= Stored items from a collection =
* Start *
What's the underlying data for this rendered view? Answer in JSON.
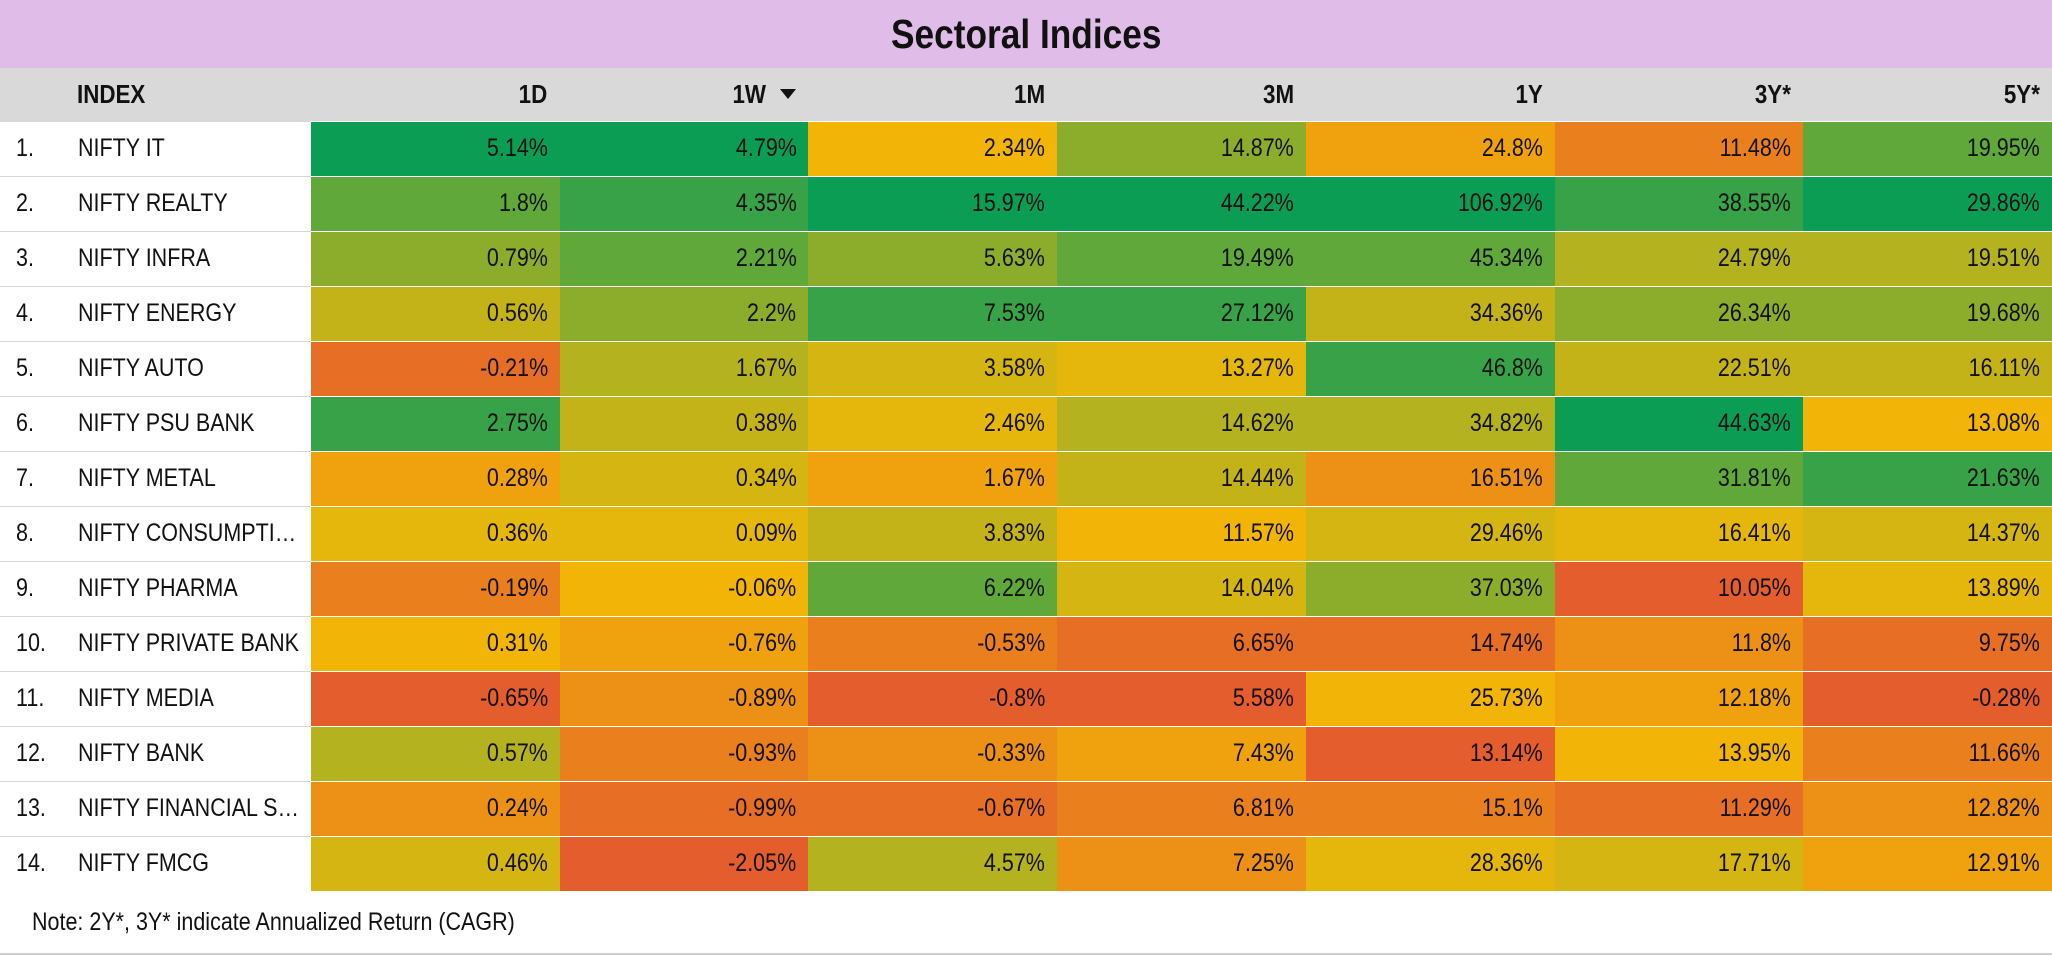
{
  "title": "Sectoral Indices",
  "note": "Note: 2Y*, 3Y* indicate Annualized Return (CAGR)",
  "colors": {
    "title_bg": "#e0bde8",
    "header_bg": "#d9d9d9",
    "scale_low": "#e45d2c",
    "scale_mid": "#f2b705",
    "scale_high": "#0c9d55"
  },
  "chart_data": {
    "type": "table",
    "title": "Sectoral Indices",
    "index_header": "INDEX",
    "sort_column": "1W",
    "sort_indicator": "sort-descending-icon",
    "columns": [
      "1D",
      "1W",
      "1M",
      "3M",
      "1Y",
      "3Y*",
      "5Y*"
    ],
    "rows": [
      {
        "rank": "1.",
        "index": "NIFTY IT",
        "values": [
          "5.14%",
          "4.79%",
          "2.34%",
          "14.87%",
          "24.8%",
          "11.48%",
          "19.95%"
        ]
      },
      {
        "rank": "2.",
        "index": "NIFTY REALTY",
        "values": [
          "1.8%",
          "4.35%",
          "15.97%",
          "44.22%",
          "106.92%",
          "38.55%",
          "29.86%"
        ]
      },
      {
        "rank": "3.",
        "index": "NIFTY INFRA",
        "values": [
          "0.79%",
          "2.21%",
          "5.63%",
          "19.49%",
          "45.34%",
          "24.79%",
          "19.51%"
        ]
      },
      {
        "rank": "4.",
        "index": "NIFTY ENERGY",
        "values": [
          "0.56%",
          "2.2%",
          "7.53%",
          "27.12%",
          "34.36%",
          "26.34%",
          "19.68%"
        ]
      },
      {
        "rank": "5.",
        "index": "NIFTY AUTO",
        "values": [
          "-0.21%",
          "1.67%",
          "3.58%",
          "13.27%",
          "46.8%",
          "22.51%",
          "16.11%"
        ]
      },
      {
        "rank": "6.",
        "index": "NIFTY PSU BANK",
        "values": [
          "2.75%",
          "0.38%",
          "2.46%",
          "14.62%",
          "34.82%",
          "44.63%",
          "13.08%"
        ]
      },
      {
        "rank": "7.",
        "index": "NIFTY METAL",
        "values": [
          "0.28%",
          "0.34%",
          "1.67%",
          "14.44%",
          "16.51%",
          "31.81%",
          "21.63%"
        ]
      },
      {
        "rank": "8.",
        "index": "NIFTY CONSUMPTI…",
        "values": [
          "0.36%",
          "0.09%",
          "3.83%",
          "11.57%",
          "29.46%",
          "16.41%",
          "14.37%"
        ]
      },
      {
        "rank": "9.",
        "index": "NIFTY PHARMA",
        "values": [
          "-0.19%",
          "-0.06%",
          "6.22%",
          "14.04%",
          "37.03%",
          "10.05%",
          "13.89%"
        ]
      },
      {
        "rank": "10.",
        "index": "NIFTY PRIVATE BANK",
        "values": [
          "0.31%",
          "-0.76%",
          "-0.53%",
          "6.65%",
          "14.74%",
          "11.8%",
          "9.75%"
        ]
      },
      {
        "rank": "11.",
        "index": "NIFTY MEDIA",
        "values": [
          "-0.65%",
          "-0.89%",
          "-0.8%",
          "5.58%",
          "25.73%",
          "12.18%",
          "-0.28%"
        ]
      },
      {
        "rank": "12.",
        "index": "NIFTY BANK",
        "values": [
          "0.57%",
          "-0.93%",
          "-0.33%",
          "7.43%",
          "13.14%",
          "13.95%",
          "11.66%"
        ]
      },
      {
        "rank": "13.",
        "index": "NIFTY FINANCIAL S…",
        "values": [
          "0.24%",
          "-0.99%",
          "-0.67%",
          "6.81%",
          "15.1%",
          "11.29%",
          "12.82%"
        ]
      },
      {
        "rank": "14.",
        "index": "NIFTY FMCG",
        "values": [
          "0.46%",
          "-2.05%",
          "4.57%",
          "7.25%",
          "28.36%",
          "17.71%",
          "12.91%"
        ]
      }
    ]
  }
}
* End *
= What you will do =
Which lines hold the word "Sectoral"? Copy every one of them.

= Final answer =
  "title": "Sectoral Indices",
    "title": "Sectoral Indices",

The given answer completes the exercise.